Dataset records:
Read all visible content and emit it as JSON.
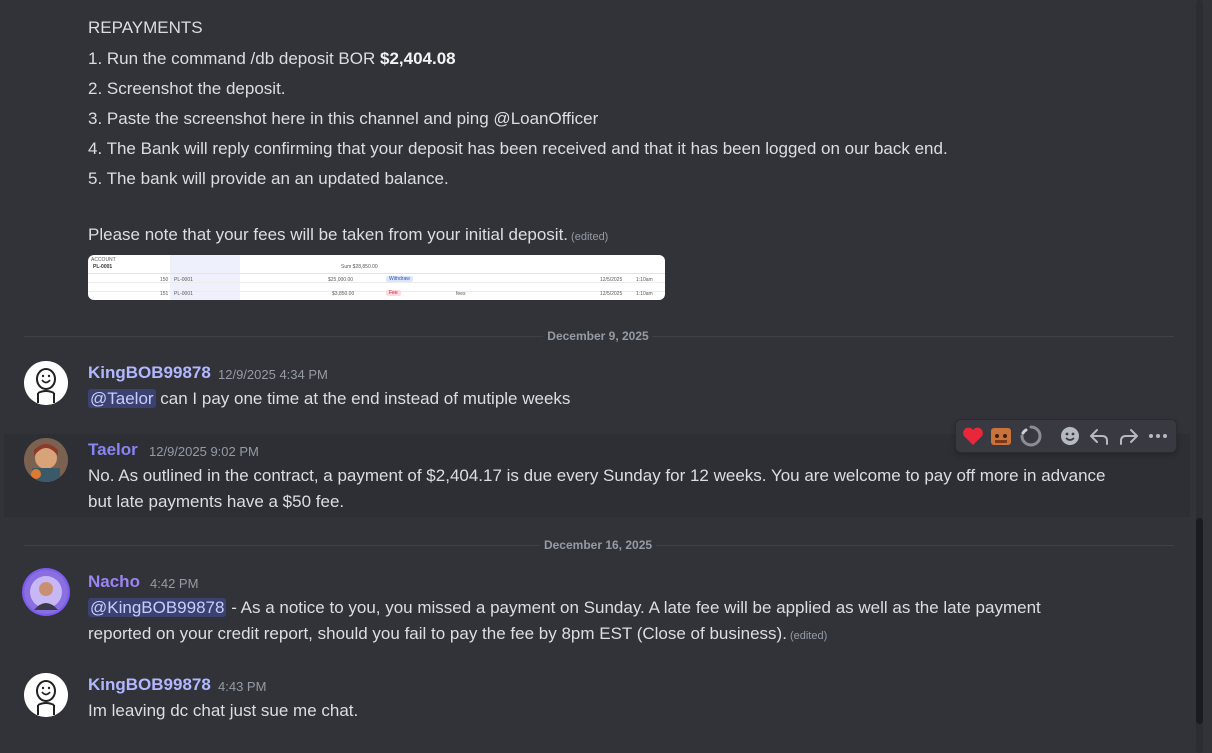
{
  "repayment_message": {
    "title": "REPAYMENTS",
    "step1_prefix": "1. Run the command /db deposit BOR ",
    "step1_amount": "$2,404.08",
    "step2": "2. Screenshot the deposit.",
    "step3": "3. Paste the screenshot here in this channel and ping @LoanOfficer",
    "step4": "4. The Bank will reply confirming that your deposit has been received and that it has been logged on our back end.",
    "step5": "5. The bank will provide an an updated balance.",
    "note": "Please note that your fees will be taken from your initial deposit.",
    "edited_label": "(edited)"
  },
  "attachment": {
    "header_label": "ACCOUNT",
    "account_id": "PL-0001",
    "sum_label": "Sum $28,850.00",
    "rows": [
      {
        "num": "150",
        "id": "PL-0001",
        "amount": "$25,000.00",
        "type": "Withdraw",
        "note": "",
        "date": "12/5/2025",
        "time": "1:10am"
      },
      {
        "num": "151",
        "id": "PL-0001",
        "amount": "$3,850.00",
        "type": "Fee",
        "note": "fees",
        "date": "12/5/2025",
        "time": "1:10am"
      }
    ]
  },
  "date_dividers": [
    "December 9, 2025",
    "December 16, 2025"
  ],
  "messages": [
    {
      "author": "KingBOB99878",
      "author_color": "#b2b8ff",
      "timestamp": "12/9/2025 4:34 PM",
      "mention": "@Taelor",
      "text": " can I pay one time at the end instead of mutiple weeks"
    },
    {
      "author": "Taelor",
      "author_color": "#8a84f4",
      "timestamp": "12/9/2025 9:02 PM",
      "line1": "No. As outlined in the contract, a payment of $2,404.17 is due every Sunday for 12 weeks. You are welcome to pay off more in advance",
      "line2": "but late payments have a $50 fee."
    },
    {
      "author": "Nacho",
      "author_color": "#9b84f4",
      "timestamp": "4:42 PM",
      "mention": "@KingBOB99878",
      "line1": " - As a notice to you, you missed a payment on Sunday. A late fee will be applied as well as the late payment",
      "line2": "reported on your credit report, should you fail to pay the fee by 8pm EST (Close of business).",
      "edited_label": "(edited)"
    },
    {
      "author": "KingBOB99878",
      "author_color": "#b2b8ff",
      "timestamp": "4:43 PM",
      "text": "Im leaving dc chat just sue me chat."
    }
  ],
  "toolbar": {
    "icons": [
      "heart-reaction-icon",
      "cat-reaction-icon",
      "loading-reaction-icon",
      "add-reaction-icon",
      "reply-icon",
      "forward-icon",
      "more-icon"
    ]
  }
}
--
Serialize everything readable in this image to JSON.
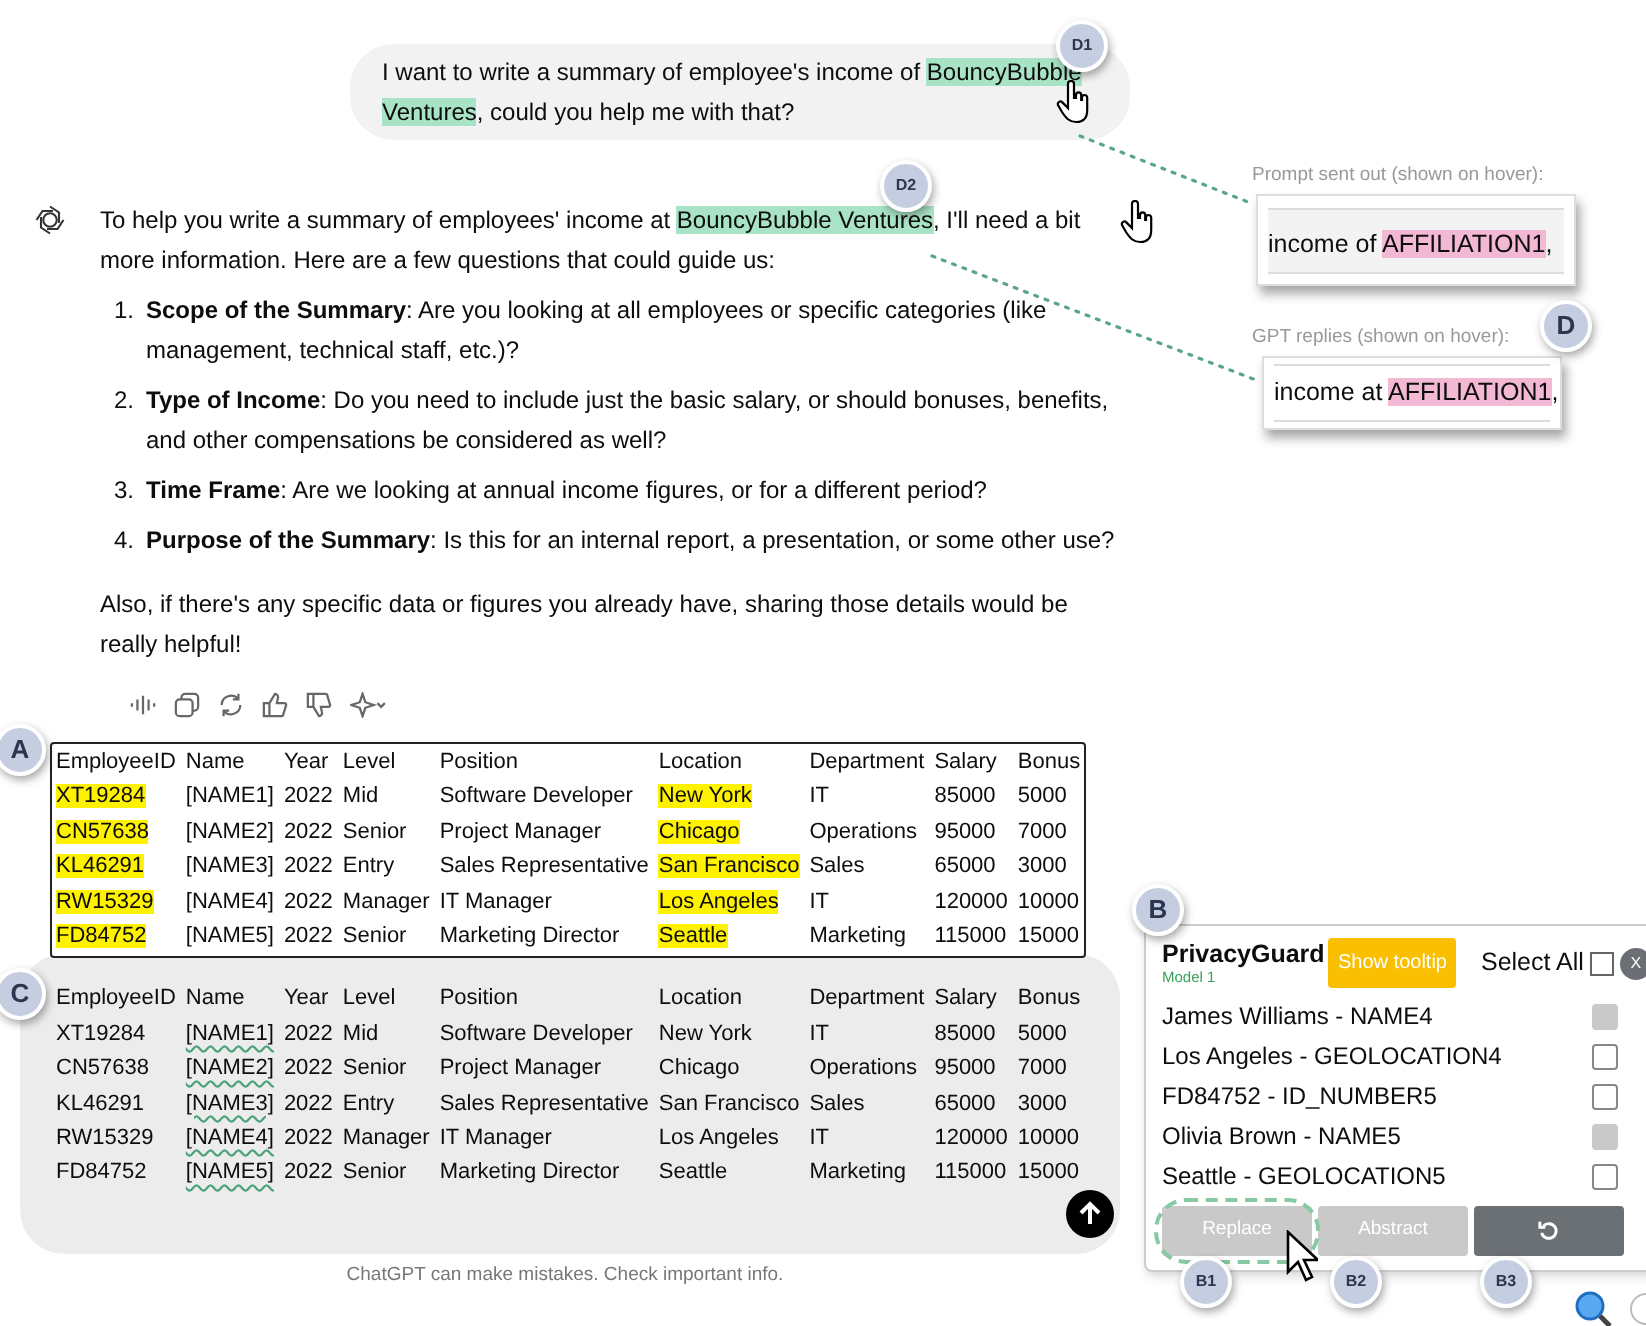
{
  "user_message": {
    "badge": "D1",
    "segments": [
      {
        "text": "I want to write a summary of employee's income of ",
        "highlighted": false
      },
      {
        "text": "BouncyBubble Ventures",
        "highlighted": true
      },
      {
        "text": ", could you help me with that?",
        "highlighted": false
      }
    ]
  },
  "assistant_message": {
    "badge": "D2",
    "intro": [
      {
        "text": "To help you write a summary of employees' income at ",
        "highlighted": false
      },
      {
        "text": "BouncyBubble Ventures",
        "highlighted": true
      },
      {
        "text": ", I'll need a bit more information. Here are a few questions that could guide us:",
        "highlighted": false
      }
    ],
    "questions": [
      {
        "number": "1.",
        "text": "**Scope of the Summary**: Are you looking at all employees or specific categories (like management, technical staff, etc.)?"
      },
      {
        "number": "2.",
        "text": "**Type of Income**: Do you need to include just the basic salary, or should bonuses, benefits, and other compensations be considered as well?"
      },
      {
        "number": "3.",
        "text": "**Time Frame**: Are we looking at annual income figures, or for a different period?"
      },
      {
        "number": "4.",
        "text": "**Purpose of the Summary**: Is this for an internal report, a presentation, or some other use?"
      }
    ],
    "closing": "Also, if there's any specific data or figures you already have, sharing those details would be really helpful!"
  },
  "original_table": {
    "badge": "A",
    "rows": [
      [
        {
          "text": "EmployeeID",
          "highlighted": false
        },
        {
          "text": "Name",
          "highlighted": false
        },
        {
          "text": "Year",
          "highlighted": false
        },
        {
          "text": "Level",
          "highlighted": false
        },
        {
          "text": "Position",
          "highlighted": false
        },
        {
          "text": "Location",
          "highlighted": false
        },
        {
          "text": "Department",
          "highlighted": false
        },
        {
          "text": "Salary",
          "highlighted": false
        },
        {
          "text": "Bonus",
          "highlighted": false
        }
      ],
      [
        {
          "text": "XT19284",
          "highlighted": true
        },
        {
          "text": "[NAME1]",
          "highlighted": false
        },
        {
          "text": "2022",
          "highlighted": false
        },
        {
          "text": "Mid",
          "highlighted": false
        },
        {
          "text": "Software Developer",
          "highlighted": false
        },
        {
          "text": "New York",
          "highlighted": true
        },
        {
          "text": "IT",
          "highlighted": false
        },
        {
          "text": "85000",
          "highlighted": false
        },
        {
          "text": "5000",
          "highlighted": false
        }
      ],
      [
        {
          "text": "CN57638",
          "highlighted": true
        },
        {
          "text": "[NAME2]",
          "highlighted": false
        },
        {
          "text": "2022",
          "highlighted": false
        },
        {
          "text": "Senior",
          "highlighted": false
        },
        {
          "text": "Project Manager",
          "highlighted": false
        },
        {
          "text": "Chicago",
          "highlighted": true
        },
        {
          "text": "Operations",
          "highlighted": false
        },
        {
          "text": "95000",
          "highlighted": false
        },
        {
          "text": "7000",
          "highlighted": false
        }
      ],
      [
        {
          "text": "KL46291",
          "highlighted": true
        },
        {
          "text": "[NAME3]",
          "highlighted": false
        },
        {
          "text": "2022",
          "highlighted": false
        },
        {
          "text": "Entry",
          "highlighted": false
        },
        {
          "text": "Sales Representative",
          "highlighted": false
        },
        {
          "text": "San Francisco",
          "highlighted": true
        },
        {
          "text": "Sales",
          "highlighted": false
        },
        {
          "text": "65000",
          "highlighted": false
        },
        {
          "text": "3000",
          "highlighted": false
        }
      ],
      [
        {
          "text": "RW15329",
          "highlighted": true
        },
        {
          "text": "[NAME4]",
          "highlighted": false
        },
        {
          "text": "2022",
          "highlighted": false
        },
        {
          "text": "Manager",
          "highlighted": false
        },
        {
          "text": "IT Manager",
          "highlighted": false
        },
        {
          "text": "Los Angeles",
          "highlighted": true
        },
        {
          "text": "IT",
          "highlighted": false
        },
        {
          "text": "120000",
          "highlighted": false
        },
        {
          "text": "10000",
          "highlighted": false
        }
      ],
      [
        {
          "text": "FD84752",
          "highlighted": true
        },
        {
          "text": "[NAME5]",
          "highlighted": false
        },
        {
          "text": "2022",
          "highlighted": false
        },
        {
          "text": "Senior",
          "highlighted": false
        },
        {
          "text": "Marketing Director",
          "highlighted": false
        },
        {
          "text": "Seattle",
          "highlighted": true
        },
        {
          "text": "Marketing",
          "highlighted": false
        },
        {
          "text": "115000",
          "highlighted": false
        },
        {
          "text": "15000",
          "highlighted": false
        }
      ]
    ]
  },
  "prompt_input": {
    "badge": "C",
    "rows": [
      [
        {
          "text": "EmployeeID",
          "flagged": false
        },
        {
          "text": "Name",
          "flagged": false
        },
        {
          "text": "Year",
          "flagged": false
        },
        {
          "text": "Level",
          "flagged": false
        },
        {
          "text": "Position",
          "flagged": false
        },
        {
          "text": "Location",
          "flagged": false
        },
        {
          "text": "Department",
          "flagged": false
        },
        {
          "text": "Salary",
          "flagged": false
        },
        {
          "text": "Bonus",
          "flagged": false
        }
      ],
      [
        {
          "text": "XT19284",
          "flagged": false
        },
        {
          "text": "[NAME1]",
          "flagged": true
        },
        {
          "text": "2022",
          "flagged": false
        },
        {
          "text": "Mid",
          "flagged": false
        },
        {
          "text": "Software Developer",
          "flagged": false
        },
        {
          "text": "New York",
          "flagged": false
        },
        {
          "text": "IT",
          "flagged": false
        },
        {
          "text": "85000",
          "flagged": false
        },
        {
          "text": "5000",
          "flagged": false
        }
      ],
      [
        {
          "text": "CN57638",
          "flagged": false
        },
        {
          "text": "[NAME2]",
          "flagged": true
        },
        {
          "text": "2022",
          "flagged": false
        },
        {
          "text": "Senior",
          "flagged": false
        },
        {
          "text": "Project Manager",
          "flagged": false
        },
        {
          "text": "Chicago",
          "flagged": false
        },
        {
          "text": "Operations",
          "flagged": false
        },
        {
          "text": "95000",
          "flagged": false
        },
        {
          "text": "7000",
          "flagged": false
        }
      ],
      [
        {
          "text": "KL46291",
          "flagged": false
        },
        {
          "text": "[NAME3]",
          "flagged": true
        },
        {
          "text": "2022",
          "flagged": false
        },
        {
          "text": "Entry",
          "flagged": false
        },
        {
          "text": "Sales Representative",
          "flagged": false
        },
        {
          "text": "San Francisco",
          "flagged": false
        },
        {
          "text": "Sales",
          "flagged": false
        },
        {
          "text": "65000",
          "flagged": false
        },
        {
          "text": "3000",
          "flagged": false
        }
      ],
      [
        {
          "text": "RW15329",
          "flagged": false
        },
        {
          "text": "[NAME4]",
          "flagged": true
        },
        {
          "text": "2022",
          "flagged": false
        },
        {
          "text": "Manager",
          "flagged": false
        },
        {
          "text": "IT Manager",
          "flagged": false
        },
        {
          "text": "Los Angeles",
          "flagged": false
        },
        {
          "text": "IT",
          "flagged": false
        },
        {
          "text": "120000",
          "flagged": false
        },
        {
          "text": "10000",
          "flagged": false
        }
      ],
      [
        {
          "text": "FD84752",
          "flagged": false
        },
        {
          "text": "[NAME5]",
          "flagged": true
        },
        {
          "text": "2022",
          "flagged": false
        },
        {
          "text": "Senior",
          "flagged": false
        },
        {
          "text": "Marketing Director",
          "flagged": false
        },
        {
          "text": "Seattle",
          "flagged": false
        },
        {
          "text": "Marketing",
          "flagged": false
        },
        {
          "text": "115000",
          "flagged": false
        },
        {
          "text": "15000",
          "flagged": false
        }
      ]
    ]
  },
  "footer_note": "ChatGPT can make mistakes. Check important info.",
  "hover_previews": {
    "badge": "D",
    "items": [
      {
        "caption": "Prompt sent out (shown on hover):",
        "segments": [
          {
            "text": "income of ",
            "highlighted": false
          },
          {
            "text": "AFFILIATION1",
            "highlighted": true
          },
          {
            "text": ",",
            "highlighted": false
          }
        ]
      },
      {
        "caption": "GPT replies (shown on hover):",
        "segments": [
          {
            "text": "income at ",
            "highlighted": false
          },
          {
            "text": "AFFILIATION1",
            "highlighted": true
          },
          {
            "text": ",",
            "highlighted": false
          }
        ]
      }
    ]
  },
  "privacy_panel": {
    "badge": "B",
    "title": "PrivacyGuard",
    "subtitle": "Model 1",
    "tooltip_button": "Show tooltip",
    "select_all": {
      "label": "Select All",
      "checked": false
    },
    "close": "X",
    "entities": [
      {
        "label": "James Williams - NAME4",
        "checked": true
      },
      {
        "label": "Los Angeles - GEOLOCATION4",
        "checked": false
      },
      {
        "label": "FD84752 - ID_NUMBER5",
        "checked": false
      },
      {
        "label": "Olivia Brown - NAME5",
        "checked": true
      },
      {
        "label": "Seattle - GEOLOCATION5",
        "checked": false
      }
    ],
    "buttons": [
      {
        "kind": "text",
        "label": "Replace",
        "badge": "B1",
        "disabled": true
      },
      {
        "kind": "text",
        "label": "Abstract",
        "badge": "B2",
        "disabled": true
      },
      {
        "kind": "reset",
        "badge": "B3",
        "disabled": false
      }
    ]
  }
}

Instructions to follow: From the listing above, copy all lines holding the word "JSON".

Output for this exercise:
Read all visible content and emit it as JSON.
Serialize everything readable in this image to JSON.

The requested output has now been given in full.